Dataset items
>>>

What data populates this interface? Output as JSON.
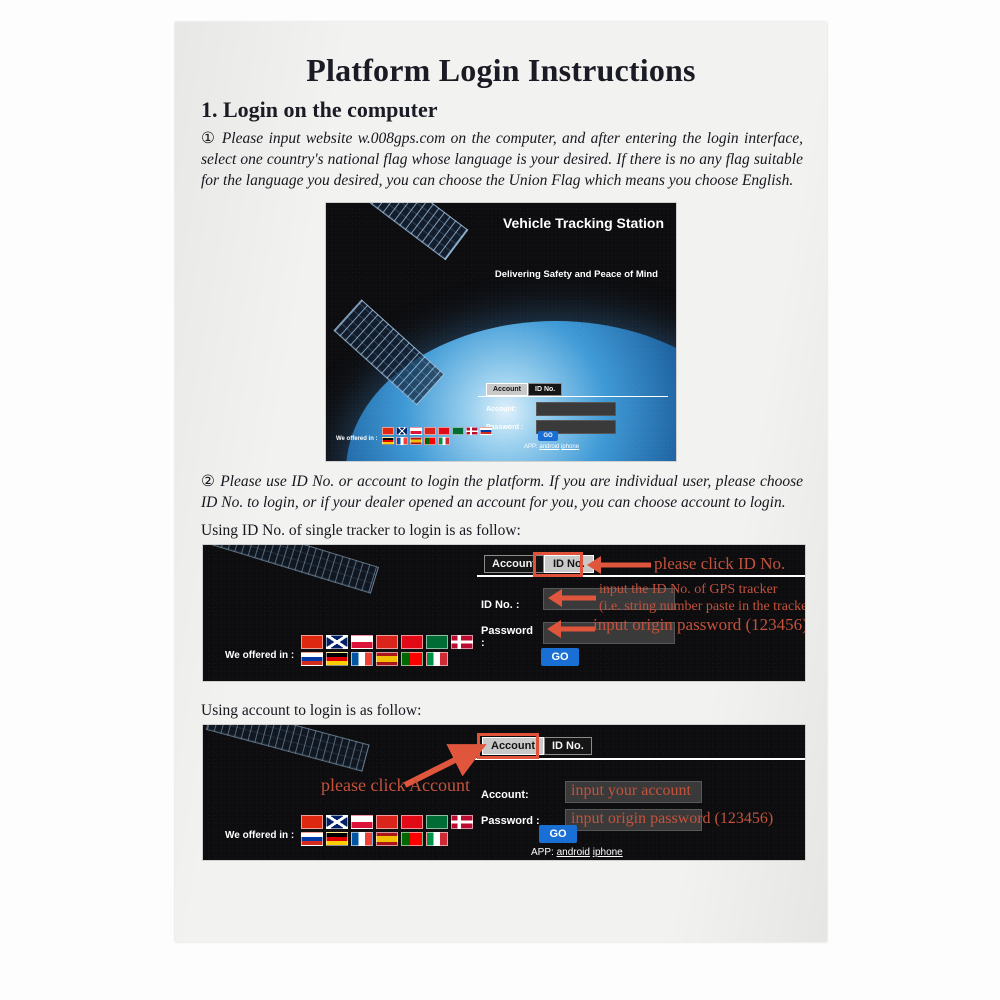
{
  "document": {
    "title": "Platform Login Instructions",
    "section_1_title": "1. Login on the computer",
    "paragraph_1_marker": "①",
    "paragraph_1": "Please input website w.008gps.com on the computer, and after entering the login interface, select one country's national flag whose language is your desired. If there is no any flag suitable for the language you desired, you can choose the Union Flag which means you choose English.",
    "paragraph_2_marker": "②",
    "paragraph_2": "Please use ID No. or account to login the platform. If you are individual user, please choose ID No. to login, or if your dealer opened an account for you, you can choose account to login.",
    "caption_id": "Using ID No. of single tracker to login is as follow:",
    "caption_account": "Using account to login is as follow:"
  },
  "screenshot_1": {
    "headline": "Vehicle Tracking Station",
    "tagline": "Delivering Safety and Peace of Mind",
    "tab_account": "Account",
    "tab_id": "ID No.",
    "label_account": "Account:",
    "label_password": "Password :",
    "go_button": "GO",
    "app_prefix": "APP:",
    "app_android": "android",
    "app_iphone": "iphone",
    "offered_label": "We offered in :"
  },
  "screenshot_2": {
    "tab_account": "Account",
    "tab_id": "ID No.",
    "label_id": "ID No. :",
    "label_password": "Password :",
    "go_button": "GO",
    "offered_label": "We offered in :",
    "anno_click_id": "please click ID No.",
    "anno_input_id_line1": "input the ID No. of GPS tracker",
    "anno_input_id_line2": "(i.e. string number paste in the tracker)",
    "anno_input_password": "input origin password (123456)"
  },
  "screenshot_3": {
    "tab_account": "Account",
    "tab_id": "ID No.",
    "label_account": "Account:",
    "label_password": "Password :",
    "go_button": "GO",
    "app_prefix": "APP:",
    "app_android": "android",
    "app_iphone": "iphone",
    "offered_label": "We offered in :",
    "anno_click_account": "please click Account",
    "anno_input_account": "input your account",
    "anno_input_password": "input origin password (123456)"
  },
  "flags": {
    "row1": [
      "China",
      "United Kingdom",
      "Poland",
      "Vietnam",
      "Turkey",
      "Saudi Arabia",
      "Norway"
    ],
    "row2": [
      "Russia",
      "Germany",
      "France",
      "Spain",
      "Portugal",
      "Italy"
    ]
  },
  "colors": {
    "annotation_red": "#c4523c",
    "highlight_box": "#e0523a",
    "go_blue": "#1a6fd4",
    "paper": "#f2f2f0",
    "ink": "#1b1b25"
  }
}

<<<

__TASK STATEMENT__.
Reproduce every entry exactly, but omit each picture.

__PROBLEM SOLUTION__.
What data populates this interface? Output as JSON.
{
  "document": {
    "title": "Platform Login Instructions",
    "section_1_title": "1. Login on the computer",
    "paragraph_1_marker": "①",
    "paragraph_1": "Please input website w.008gps.com on the computer, and after entering the login interface, select one country's national flag whose language is your desired. If there is no any flag suitable for the language you desired, you can choose the Union Flag which means you choose English.",
    "paragraph_2_marker": "②",
    "paragraph_2": "Please use ID No. or account to login the platform. If you are individual user, please choose ID No. to login, or if your dealer opened an account for you, you can choose account to login.",
    "caption_id": "Using ID No. of single tracker to login is as follow:",
    "caption_account": "Using account to login is as follow:"
  },
  "screenshot_1": {
    "headline": "Vehicle Tracking Station",
    "tagline": "Delivering Safety and Peace of Mind",
    "tab_account": "Account",
    "tab_id": "ID No.",
    "label_account": "Account:",
    "label_password": "Password :",
    "go_button": "GO",
    "app_prefix": "APP:",
    "app_android": "android",
    "app_iphone": "iphone",
    "offered_label": "We offered in :"
  },
  "screenshot_2": {
    "tab_account": "Account",
    "tab_id": "ID No.",
    "label_id": "ID No. :",
    "label_password": "Password :",
    "go_button": "GO",
    "offered_label": "We offered in :",
    "anno_click_id": "please click ID No.",
    "anno_input_id_line1": "input the ID No. of GPS tracker",
    "anno_input_id_line2": "(i.e. string number paste in the tracker)",
    "anno_input_password": "input origin password (123456)"
  },
  "screenshot_3": {
    "tab_account": "Account",
    "tab_id": "ID No.",
    "label_account": "Account:",
    "label_password": "Password :",
    "go_button": "GO",
    "app_prefix": "APP:",
    "app_android": "android",
    "app_iphone": "iphone",
    "offered_label": "We offered in :",
    "anno_click_account": "please click Account",
    "anno_input_account": "input your account",
    "anno_input_password": "input origin password (123456)"
  },
  "flags": {
    "row1": [
      "China",
      "United Kingdom",
      "Poland",
      "Vietnam",
      "Turkey",
      "Saudi Arabia",
      "Norway"
    ],
    "row2": [
      "Russia",
      "Germany",
      "France",
      "Spain",
      "Portugal",
      "Italy"
    ]
  },
  "colors": {
    "annotation_red": "#c4523c",
    "highlight_box": "#e0523a",
    "go_blue": "#1a6fd4",
    "paper": "#f2f2f0",
    "ink": "#1b1b25"
  }
}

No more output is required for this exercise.